Dataset rows about figures

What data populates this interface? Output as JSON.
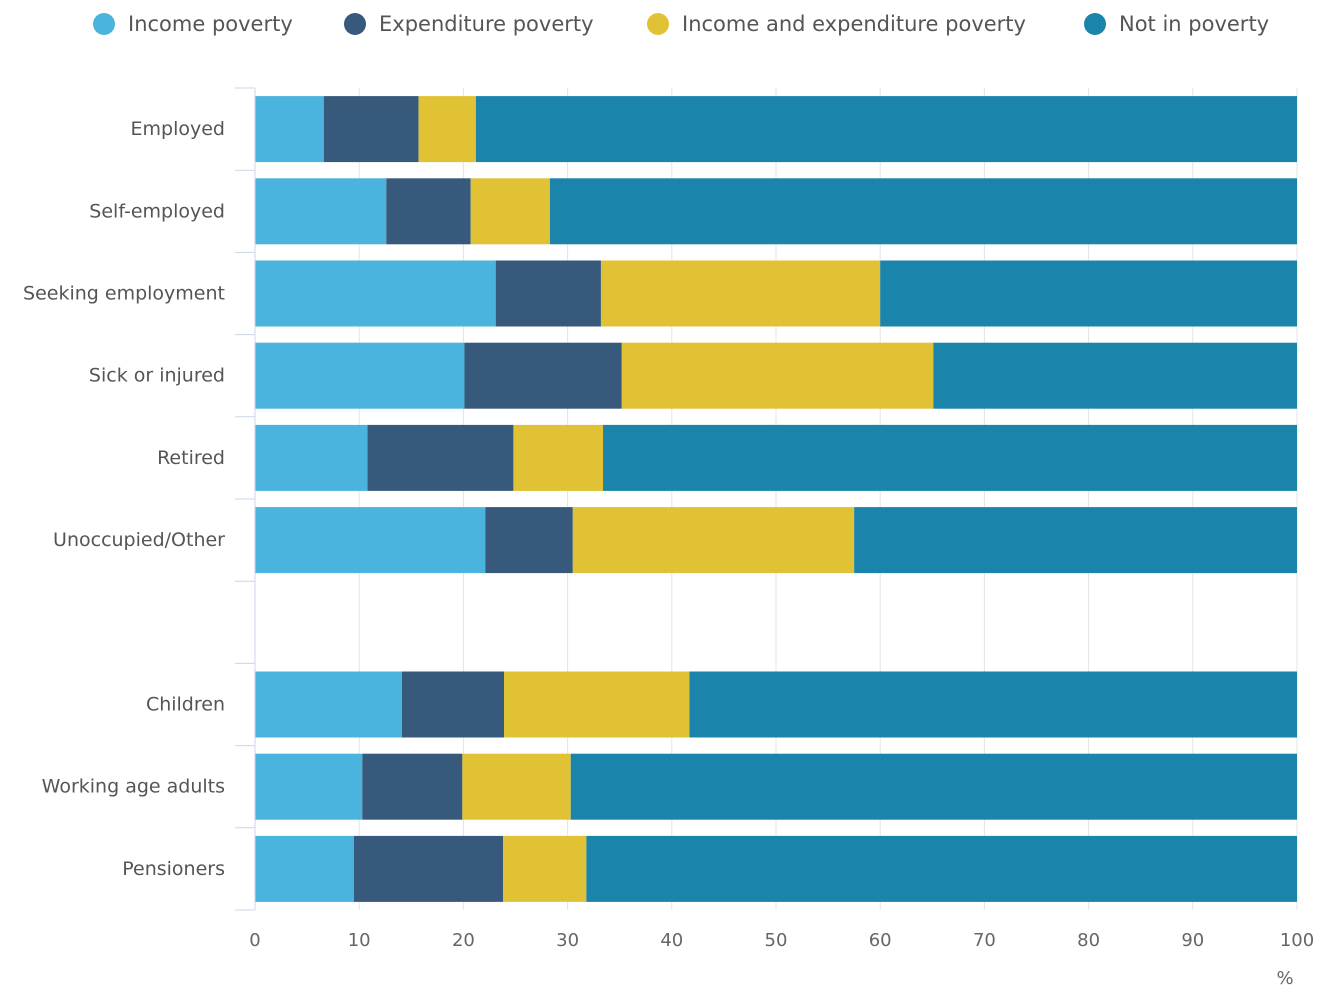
{
  "chart_data": {
    "type": "bar",
    "orientation": "horizontal",
    "stacked": true,
    "categories": [
      "Employed",
      "Self-employed",
      "Seeking employment",
      "Sick or injured",
      "Retired",
      "Unoccupied/Other",
      "",
      "Children",
      "Working age adults",
      "Pensioners"
    ],
    "series": [
      {
        "name": "Income poverty",
        "color": "#4ab3de",
        "values": [
          6.6,
          12.6,
          23.1,
          20.1,
          10.8,
          22.1,
          null,
          14.1,
          10.3,
          9.5
        ]
      },
      {
        "name": "Expenditure poverty",
        "color": "#375a7c",
        "values": [
          9.1,
          8.1,
          10.1,
          15.1,
          14.0,
          8.4,
          null,
          9.8,
          9.6,
          14.3
        ]
      },
      {
        "name": "Income and expenditure poverty",
        "color": "#e2c235",
        "values": [
          5.5,
          7.6,
          26.8,
          29.9,
          8.6,
          27.0,
          null,
          17.8,
          10.4,
          8.0
        ]
      },
      {
        "name": "Not in poverty",
        "color": "#1a84ab",
        "values": [
          78.8,
          71.7,
          40.0,
          34.9,
          66.6,
          42.5,
          null,
          58.3,
          69.7,
          68.2
        ]
      }
    ],
    "xlim": [
      0,
      100
    ],
    "xticks": [
      0,
      10,
      20,
      30,
      40,
      50,
      60,
      70,
      80,
      90,
      100
    ],
    "xlabel": "%",
    "ylabel": "",
    "grid": true,
    "legend_position": "top"
  }
}
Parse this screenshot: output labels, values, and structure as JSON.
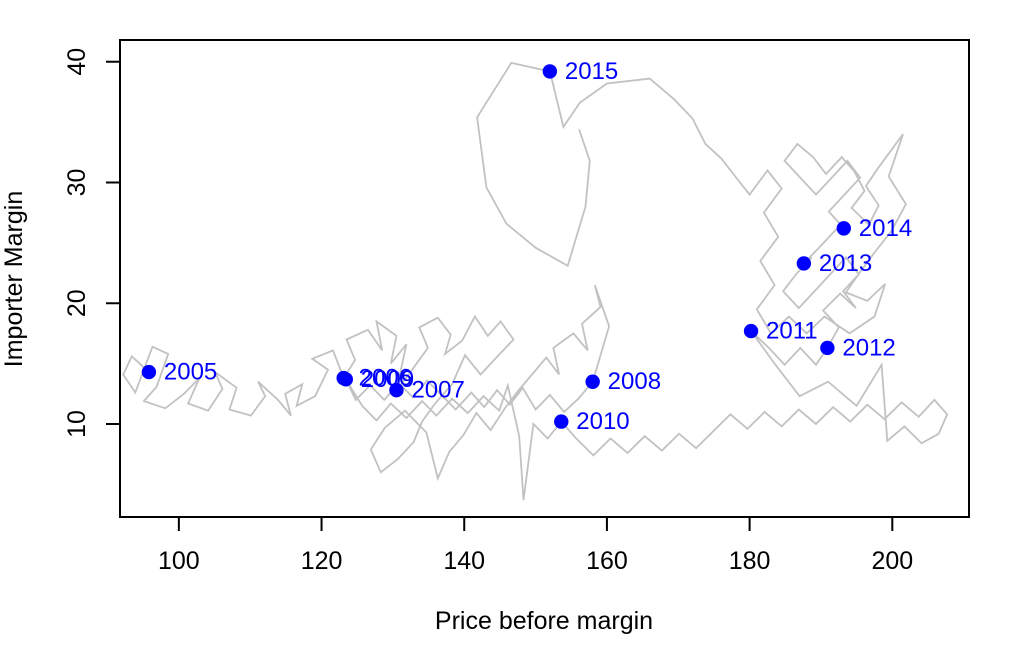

Stated exercise:
Excluding the pictures, reproduce every entry exactly as given.

Full answer:
What data populates this interface? Output as JSON.
{
  "chart_data": {
    "type": "bar",
    "orientation": "horizontal",
    "stacked": true,
    "categories": [
      "Employed",
      "Self-employed",
      "Seeking employment",
      "Sick or injured",
      "Retired",
      "Unoccupied/Other",
      "",
      "Children",
      "Working age adults",
      "Pensioners"
    ],
    "series": [
      {
        "name": "Income poverty",
        "color": "#4ab3de",
        "values": [
          6.6,
          12.6,
          23.1,
          20.1,
          10.8,
          22.1,
          null,
          14.1,
          10.3,
          9.5
        ]
      },
      {
        "name": "Expenditure poverty",
        "color": "#375a7c",
        "values": [
          9.1,
          8.1,
          10.1,
          15.1,
          14.0,
          8.4,
          null,
          9.8,
          9.6,
          14.3
        ]
      },
      {
        "name": "Income and expenditure poverty",
        "color": "#e2c235",
        "values": [
          5.5,
          7.6,
          26.8,
          29.9,
          8.6,
          27.0,
          null,
          17.8,
          10.4,
          8.0
        ]
      },
      {
        "name": "Not in poverty",
        "color": "#1a84ab",
        "values": [
          78.8,
          71.7,
          40.0,
          34.9,
          66.6,
          42.5,
          null,
          58.3,
          69.7,
          68.2
        ]
      }
    ],
    "xlim": [
      0,
      100
    ],
    "xticks": [
      0,
      10,
      20,
      30,
      40,
      50,
      60,
      70,
      80,
      90,
      100
    ],
    "xlabel": "%",
    "ylabel": "",
    "grid": true,
    "legend_position": "top"
  }
}
Parse this screenshot: output labels, values, and structure as JSON.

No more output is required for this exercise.